> [Exercise aim] Report the count of lines holding "JSON" in the records, with no other words.
___
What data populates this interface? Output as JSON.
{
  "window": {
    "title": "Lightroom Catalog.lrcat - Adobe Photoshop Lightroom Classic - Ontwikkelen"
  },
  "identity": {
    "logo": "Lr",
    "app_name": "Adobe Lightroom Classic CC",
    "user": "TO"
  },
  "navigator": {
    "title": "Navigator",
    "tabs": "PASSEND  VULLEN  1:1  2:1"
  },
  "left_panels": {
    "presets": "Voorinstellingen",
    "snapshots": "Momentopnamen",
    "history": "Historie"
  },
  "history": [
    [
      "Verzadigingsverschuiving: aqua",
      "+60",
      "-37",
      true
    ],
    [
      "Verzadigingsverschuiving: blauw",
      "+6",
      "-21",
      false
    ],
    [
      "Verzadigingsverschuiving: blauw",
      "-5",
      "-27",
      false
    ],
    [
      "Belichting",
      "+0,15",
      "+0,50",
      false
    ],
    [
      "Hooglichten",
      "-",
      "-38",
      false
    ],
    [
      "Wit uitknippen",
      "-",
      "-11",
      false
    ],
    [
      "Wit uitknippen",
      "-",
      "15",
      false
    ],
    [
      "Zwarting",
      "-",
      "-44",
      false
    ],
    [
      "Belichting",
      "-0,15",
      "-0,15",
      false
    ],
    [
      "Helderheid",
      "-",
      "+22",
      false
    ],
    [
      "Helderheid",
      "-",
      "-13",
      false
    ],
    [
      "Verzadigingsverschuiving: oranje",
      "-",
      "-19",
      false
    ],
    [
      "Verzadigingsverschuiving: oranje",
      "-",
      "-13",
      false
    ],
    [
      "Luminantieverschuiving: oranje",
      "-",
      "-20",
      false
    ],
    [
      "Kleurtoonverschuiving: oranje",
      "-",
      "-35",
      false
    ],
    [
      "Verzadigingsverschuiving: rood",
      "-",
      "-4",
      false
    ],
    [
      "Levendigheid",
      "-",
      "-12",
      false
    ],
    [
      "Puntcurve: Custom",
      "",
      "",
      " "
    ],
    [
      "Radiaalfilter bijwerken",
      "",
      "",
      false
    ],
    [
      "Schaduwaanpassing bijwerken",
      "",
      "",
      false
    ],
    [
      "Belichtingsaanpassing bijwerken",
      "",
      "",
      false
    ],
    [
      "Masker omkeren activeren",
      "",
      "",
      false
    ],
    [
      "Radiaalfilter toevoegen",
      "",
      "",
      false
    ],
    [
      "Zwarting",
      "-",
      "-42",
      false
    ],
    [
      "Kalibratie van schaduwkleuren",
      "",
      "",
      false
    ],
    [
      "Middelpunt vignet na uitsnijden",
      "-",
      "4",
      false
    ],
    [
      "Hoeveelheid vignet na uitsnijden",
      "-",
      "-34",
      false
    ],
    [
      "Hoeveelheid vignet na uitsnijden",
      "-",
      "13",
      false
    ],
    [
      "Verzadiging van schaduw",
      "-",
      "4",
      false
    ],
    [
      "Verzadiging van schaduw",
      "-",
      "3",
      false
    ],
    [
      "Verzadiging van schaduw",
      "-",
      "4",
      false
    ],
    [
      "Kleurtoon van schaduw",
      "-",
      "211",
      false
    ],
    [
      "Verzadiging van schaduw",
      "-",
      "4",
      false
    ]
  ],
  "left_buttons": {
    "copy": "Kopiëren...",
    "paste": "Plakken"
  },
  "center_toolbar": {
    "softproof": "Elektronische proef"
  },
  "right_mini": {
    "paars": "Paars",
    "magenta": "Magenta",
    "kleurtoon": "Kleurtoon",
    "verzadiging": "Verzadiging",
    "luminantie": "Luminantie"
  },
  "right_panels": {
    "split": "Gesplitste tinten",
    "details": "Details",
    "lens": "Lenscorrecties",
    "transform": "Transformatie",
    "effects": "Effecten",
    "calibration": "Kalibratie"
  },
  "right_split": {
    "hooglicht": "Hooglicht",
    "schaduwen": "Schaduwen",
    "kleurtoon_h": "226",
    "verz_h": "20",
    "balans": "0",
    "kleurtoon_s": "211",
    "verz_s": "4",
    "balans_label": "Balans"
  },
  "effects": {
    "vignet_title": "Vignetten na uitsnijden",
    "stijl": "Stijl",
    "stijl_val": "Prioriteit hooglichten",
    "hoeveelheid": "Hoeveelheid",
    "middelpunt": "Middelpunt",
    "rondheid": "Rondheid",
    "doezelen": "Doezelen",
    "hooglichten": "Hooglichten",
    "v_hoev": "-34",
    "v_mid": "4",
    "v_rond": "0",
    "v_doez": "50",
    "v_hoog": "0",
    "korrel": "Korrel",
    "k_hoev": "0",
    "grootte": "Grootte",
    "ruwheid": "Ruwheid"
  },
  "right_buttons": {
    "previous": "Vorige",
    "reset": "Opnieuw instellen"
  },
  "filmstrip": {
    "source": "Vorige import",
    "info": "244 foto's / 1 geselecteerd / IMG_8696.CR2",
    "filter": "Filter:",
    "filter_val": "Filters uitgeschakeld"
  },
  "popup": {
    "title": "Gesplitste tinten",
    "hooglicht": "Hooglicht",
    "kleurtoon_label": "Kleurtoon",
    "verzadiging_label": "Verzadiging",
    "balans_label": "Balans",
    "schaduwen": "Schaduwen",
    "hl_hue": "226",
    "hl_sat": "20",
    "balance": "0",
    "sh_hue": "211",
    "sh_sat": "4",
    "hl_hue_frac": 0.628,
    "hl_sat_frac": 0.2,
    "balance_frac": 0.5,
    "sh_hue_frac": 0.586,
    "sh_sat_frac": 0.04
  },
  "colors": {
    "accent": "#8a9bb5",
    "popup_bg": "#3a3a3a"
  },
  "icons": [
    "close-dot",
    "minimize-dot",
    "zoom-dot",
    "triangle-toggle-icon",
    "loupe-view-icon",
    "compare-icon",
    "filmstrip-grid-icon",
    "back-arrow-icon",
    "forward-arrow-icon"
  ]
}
___
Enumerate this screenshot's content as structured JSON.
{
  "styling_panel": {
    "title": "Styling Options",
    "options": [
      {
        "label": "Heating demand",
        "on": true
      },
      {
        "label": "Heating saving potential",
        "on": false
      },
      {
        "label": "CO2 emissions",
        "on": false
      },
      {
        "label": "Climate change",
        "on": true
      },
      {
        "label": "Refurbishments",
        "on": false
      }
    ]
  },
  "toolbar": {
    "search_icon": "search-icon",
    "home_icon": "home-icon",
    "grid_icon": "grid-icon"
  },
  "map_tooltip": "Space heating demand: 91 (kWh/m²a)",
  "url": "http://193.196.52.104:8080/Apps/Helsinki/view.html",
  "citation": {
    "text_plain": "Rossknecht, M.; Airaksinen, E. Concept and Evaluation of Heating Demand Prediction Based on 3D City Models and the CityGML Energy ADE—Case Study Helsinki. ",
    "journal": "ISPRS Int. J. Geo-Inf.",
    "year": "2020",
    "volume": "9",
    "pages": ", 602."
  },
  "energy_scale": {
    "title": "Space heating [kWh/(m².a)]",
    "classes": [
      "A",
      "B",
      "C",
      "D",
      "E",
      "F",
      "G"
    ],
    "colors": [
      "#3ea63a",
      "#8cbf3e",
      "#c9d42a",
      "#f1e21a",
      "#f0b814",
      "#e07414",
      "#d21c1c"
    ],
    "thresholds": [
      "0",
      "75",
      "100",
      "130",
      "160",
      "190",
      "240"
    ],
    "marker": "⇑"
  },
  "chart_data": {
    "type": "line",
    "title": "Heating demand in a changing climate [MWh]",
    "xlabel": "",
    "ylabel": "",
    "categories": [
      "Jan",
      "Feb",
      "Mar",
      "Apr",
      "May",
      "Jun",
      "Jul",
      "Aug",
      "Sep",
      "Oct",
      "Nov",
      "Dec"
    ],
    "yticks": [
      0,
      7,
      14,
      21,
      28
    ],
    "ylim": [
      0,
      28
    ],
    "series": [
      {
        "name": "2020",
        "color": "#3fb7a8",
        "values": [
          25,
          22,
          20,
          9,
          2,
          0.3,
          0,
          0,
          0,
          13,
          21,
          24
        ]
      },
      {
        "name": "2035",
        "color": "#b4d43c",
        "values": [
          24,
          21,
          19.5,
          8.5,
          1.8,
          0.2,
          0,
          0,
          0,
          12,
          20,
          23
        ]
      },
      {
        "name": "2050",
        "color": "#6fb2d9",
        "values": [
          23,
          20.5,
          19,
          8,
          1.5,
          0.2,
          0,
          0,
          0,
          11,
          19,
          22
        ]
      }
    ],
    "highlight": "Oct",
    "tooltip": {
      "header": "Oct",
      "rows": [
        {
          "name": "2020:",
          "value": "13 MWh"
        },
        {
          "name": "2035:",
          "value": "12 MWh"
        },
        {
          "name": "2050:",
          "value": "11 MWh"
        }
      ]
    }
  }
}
___
> [Task output] 2